--- Request ---
Write the records out again, precisely as they stand.

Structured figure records
+ + + + +
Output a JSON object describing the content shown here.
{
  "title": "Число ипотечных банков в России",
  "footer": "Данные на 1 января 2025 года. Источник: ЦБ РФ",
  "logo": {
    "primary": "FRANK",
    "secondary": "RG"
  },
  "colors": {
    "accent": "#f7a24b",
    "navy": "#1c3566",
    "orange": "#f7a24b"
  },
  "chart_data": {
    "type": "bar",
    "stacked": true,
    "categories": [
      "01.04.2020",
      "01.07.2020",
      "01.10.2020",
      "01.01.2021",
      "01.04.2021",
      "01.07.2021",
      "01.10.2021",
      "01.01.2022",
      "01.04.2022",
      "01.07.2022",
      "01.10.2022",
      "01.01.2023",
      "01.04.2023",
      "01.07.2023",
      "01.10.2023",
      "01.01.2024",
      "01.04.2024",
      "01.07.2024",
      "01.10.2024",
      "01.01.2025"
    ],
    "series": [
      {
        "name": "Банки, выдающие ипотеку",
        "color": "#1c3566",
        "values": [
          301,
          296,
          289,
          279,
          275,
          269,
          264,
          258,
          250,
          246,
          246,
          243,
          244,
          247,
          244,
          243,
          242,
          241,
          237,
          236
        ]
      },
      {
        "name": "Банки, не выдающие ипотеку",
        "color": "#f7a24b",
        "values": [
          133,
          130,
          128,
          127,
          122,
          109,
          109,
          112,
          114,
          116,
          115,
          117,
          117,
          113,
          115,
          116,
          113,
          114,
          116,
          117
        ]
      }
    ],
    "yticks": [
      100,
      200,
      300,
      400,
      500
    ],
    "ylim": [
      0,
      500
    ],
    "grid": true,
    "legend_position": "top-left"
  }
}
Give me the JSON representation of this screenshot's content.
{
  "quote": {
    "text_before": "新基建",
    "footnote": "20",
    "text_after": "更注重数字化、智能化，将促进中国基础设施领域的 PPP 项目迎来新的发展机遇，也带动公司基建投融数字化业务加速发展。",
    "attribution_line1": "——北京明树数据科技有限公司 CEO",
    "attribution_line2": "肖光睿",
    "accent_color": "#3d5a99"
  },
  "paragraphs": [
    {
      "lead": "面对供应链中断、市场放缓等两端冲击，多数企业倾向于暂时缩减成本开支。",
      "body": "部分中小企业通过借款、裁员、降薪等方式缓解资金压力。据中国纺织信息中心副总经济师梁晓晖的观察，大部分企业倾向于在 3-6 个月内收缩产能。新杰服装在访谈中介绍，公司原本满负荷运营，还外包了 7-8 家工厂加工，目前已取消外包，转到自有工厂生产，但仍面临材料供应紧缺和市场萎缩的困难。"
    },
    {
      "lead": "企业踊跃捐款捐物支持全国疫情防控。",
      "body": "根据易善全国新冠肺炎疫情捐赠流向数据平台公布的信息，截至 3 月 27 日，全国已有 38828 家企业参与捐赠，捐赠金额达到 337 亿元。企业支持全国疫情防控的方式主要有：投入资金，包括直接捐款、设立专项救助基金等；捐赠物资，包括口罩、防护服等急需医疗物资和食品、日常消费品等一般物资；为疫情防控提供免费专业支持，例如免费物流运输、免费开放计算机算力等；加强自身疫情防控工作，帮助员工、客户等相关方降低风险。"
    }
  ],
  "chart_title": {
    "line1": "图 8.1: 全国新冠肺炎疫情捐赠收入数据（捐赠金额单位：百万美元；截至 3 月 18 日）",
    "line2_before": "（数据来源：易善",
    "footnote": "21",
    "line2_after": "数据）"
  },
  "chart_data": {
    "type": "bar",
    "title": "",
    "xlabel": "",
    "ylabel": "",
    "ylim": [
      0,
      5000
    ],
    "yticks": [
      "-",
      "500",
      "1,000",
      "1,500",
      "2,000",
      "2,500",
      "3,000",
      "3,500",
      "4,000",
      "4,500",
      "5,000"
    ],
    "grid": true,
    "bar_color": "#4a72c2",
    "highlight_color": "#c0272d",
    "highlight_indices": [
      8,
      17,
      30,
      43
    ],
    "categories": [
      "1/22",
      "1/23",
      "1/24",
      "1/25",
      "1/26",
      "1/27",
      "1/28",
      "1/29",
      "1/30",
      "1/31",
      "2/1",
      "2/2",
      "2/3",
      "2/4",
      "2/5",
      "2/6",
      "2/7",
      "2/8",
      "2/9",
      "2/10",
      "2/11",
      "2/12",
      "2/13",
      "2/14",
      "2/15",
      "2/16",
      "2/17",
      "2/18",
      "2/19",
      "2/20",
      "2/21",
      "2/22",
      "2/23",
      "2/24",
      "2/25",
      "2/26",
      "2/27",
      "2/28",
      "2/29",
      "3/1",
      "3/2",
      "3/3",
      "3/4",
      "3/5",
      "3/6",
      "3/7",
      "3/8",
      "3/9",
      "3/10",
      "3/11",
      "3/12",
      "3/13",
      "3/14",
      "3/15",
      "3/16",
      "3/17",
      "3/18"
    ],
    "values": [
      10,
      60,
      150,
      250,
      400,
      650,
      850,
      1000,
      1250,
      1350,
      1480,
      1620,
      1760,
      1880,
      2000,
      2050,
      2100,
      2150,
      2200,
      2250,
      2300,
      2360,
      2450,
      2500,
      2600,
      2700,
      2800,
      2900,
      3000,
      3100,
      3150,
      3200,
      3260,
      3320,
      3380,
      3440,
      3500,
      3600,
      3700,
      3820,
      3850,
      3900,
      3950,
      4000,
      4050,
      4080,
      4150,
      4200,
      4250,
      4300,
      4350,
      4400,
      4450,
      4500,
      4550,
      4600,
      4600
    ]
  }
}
+ + + + +
--- Exercise solution ---
Output a JSON object describing the content shown here.
{
  "title": "Число ипотечных банков в России",
  "footer": "Данные на 1 января 2025 года. Источник: ЦБ РФ",
  "logo": {
    "primary": "FRANK",
    "secondary": "RG"
  },
  "colors": {
    "accent": "#f7a24b",
    "navy": "#1c3566",
    "orange": "#f7a24b"
  },
  "chart_data": {
    "type": "bar",
    "stacked": true,
    "categories": [
      "01.04.2020",
      "01.07.2020",
      "01.10.2020",
      "01.01.2021",
      "01.04.2021",
      "01.07.2021",
      "01.10.2021",
      "01.01.2022",
      "01.04.2022",
      "01.07.2022",
      "01.10.2022",
      "01.01.2023",
      "01.04.2023",
      "01.07.2023",
      "01.10.2023",
      "01.01.2024",
      "01.04.2024",
      "01.07.2024",
      "01.10.2024",
      "01.01.2025"
    ],
    "series": [
      {
        "name": "Банки, выдающие ипотеку",
        "color": "#1c3566",
        "values": [
          301,
          296,
          289,
          279,
          275,
          269,
          264,
          258,
          250,
          246,
          246,
          243,
          244,
          247,
          244,
          243,
          242,
          241,
          237,
          236
        ]
      },
      {
        "name": "Банки, не выдающие ипотеку",
        "color": "#f7a24b",
        "values": [
          133,
          130,
          128,
          127,
          122,
          109,
          109,
          112,
          114,
          116,
          115,
          117,
          117,
          113,
          115,
          116,
          113,
          114,
          116,
          117
        ]
      }
    ],
    "yticks": [
      100,
      200,
      300,
      400,
      500
    ],
    "ylim": [
      0,
      500
    ],
    "grid": true,
    "legend_position": "top-left"
  }
}
Give me the JSON representation of this screenshot's content.
{
  "quote": {
    "text_before": "新基建",
    "footnote": "20",
    "text_after": "更注重数字化、智能化，将促进中国基础设施领域的 PPP 项目迎来新的发展机遇，也带动公司基建投融数字化业务加速发展。",
    "attribution_line1": "——北京明树数据科技有限公司 CEO",
    "attribution_line2": "肖光睿",
    "accent_color": "#3d5a99"
  },
  "paragraphs": [
    {
      "lead": "面对供应链中断、市场放缓等两端冲击，多数企业倾向于暂时缩减成本开支。",
      "body": "部分中小企业通过借款、裁员、降薪等方式缓解资金压力。据中国纺织信息中心副总经济师梁晓晖的观察，大部分企业倾向于在 3-6 个月内收缩产能。新杰服装在访谈中介绍，公司原本满负荷运营，还外包了 7-8 家工厂加工，目前已取消外包，转到自有工厂生产，但仍面临材料供应紧缺和市场萎缩的困难。"
    },
    {
      "lead": "企业踊跃捐款捐物支持全国疫情防控。",
      "body": "根据易善全国新冠肺炎疫情捐赠流向数据平台公布的信息，截至 3 月 27 日，全国已有 38828 家企业参与捐赠，捐赠金额达到 337 亿元。企业支持全国疫情防控的方式主要有：投入资金，包括直接捐款、设立专项救助基金等；捐赠物资，包括口罩、防护服等急需医疗物资和食品、日常消费品等一般物资；为疫情防控提供免费专业支持，例如免费物流运输、免费开放计算机算力等；加强自身疫情防控工作，帮助员工、客户等相关方降低风险。"
    }
  ],
  "chart_title": {
    "line1": "图 8.1: 全国新冠肺炎疫情捐赠收入数据（捐赠金额单位：百万美元；截至 3 月 18 日）",
    "line2_before": "（数据来源：易善",
    "footnote": "21",
    "line2_after": "数据）"
  },
  "chart_data": {
    "type": "bar",
    "title": "",
    "xlabel": "",
    "ylabel": "",
    "ylim": [
      0,
      5000
    ],
    "yticks": [
      "-",
      "500",
      "1,000",
      "1,500",
      "2,000",
      "2,500",
      "3,000",
      "3,500",
      "4,000",
      "4,500",
      "5,000"
    ],
    "grid": true,
    "bar_color": "#4a72c2",
    "highlight_color": "#c0272d",
    "highlight_indices": [
      8,
      17,
      30,
      43
    ],
    "categories": [
      "1/22",
      "1/23",
      "1/24",
      "1/25",
      "1/26",
      "1/27",
      "1/28",
      "1/29",
      "1/30",
      "1/31",
      "2/1",
      "2/2",
      "2/3",
      "2/4",
      "2/5",
      "2/6",
      "2/7",
      "2/8",
      "2/9",
      "2/10",
      "2/11",
      "2/12",
      "2/13",
      "2/14",
      "2/15",
      "2/16",
      "2/17",
      "2/18",
      "2/19",
      "2/20",
      "2/21",
      "2/22",
      "2/23",
      "2/24",
      "2/25",
      "2/26",
      "2/27",
      "2/28",
      "2/29",
      "3/1",
      "3/2",
      "3/3",
      "3/4",
      "3/5",
      "3/6",
      "3/7",
      "3/8",
      "3/9",
      "3/10",
      "3/11",
      "3/12",
      "3/13",
      "3/14",
      "3/15",
      "3/16",
      "3/17",
      "3/18"
    ],
    "values": [
      10,
      60,
      150,
      250,
      400,
      650,
      850,
      1000,
      1250,
      1350,
      1480,
      1620,
      1760,
      1880,
      2000,
      2050,
      2100,
      2150,
      2200,
      2250,
      2300,
      2360,
      2450,
      2500,
      2600,
      2700,
      2800,
      2900,
      3000,
      3100,
      3150,
      3200,
      3260,
      3320,
      3380,
      3440,
      3500,
      3600,
      3700,
      3820,
      3850,
      3900,
      3950,
      4000,
      4050,
      4080,
      4150,
      4200,
      4250,
      4300,
      4350,
      4400,
      4450,
      4500,
      4550,
      4600,
      4600
    ]
  }
}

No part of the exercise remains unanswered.